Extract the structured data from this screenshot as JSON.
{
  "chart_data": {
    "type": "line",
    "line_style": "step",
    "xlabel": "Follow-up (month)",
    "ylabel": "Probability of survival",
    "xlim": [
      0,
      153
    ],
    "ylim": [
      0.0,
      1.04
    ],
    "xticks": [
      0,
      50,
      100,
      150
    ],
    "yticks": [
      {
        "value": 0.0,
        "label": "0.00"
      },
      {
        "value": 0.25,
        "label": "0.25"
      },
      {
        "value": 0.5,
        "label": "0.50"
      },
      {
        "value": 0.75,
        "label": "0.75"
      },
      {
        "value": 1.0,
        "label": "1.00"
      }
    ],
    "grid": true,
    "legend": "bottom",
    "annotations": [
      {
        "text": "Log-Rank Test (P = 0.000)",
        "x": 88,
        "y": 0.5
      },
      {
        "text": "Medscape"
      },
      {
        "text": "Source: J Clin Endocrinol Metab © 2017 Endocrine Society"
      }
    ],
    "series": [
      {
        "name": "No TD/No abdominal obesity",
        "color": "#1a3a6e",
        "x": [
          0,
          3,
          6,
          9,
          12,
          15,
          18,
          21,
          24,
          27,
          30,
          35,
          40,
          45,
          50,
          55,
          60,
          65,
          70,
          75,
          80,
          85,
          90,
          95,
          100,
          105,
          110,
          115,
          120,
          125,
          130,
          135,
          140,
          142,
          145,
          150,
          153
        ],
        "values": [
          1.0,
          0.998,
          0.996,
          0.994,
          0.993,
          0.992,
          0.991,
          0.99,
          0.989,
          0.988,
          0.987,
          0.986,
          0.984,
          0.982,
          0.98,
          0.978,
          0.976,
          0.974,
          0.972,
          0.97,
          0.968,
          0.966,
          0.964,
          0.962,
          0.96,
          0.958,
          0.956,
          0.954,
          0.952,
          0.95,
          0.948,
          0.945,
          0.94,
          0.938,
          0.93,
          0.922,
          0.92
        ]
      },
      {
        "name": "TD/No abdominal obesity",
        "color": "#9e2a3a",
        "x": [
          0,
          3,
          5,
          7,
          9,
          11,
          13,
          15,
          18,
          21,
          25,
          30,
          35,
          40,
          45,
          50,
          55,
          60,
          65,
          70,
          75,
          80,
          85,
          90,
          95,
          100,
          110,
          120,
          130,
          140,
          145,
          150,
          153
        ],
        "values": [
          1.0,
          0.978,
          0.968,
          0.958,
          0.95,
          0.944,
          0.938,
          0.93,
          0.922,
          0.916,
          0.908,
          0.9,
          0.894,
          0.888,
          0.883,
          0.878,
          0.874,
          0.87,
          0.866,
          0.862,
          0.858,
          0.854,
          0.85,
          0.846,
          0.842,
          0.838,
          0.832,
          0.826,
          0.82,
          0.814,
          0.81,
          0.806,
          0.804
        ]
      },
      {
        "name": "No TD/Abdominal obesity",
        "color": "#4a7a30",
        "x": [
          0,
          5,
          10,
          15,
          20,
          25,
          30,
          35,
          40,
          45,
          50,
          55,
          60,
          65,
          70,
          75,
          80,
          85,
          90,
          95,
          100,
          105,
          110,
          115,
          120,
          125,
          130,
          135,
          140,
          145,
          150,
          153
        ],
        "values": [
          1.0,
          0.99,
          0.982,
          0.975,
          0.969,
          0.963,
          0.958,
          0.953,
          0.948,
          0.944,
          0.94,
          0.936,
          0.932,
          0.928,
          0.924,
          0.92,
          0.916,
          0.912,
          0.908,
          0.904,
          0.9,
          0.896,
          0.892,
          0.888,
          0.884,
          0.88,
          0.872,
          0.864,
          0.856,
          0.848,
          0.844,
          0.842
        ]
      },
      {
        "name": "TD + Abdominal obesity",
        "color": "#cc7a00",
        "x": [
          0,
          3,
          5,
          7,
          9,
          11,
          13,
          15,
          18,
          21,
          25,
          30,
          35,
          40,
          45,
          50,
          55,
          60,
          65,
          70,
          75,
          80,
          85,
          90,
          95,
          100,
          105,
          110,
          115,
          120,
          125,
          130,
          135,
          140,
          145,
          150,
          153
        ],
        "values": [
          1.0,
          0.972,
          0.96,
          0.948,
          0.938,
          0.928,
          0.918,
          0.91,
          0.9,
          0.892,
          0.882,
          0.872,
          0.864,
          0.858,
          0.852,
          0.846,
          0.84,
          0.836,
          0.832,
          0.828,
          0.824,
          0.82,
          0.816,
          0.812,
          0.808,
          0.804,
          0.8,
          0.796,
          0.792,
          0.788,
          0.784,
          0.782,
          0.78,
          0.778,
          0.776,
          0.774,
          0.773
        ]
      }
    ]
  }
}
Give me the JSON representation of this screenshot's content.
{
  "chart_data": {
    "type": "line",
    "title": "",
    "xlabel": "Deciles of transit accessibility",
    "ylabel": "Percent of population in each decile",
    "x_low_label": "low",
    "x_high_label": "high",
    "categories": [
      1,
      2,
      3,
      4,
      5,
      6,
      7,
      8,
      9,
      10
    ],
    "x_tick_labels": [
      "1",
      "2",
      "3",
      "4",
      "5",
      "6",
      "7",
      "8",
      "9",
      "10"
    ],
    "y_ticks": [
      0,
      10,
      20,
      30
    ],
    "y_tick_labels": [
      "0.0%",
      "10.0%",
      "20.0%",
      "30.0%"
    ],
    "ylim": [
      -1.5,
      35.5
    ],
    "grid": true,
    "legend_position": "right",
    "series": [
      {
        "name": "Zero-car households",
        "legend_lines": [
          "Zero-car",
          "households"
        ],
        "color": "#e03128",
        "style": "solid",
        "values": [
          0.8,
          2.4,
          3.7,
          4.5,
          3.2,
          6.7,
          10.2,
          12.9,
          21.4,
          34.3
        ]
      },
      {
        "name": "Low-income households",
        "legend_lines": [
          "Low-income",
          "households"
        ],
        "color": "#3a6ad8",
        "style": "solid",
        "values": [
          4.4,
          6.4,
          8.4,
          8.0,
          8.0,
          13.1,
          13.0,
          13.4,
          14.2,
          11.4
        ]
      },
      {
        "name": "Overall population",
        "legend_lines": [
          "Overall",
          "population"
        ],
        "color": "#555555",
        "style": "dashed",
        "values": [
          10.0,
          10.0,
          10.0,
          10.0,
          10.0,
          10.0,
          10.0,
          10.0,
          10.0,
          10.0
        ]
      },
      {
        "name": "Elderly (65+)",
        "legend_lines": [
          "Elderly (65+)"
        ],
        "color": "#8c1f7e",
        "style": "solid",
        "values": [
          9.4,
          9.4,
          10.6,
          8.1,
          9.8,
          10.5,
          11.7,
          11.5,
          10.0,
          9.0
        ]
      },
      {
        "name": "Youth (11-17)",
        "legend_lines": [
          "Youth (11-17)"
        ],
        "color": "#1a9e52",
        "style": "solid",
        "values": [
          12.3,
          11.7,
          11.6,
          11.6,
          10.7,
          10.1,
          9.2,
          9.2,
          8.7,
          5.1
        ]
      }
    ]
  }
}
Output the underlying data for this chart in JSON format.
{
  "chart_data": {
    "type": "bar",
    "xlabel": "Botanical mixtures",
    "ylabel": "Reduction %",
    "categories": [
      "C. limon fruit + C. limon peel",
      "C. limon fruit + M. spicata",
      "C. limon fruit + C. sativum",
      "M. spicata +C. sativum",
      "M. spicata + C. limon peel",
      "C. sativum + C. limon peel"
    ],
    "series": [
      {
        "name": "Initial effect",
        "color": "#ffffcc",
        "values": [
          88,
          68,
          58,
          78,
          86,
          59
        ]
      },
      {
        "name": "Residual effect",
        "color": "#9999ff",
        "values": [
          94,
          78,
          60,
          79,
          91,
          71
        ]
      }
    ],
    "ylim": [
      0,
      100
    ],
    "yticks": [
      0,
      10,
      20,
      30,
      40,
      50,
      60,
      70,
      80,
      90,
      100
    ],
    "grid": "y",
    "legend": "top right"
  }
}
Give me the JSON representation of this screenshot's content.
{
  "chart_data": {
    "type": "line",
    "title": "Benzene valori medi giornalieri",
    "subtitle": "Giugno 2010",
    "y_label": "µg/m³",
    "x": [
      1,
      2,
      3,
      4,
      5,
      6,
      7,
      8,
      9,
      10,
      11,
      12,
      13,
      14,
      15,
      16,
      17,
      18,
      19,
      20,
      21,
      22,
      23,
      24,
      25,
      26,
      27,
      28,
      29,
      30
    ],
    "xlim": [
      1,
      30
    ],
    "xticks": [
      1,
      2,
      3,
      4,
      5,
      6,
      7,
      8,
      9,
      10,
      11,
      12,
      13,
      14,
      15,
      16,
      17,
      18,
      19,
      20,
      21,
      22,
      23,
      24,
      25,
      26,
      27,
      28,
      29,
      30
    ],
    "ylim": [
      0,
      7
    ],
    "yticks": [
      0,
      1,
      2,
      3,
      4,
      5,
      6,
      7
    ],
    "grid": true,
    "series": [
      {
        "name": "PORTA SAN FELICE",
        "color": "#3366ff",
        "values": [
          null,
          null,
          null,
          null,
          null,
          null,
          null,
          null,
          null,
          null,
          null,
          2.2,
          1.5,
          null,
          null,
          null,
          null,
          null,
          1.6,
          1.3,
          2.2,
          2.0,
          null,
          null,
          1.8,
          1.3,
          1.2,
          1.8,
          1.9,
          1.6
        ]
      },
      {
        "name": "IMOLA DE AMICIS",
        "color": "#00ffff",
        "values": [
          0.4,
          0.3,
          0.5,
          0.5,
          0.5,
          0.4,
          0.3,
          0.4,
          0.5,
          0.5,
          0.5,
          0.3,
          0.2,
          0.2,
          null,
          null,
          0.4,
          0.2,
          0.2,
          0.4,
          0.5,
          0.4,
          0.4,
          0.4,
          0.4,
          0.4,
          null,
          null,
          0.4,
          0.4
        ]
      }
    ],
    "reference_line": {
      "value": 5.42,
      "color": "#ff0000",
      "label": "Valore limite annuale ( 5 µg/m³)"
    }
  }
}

________________

• [Aim]: Return a copy of every line that includes the word "ylabel".

• [Expected answer]:
    "ylabel": "Probability of survival",
    "ylabel": "Percent of population in each decile",
    "ylabel": "Reduction %",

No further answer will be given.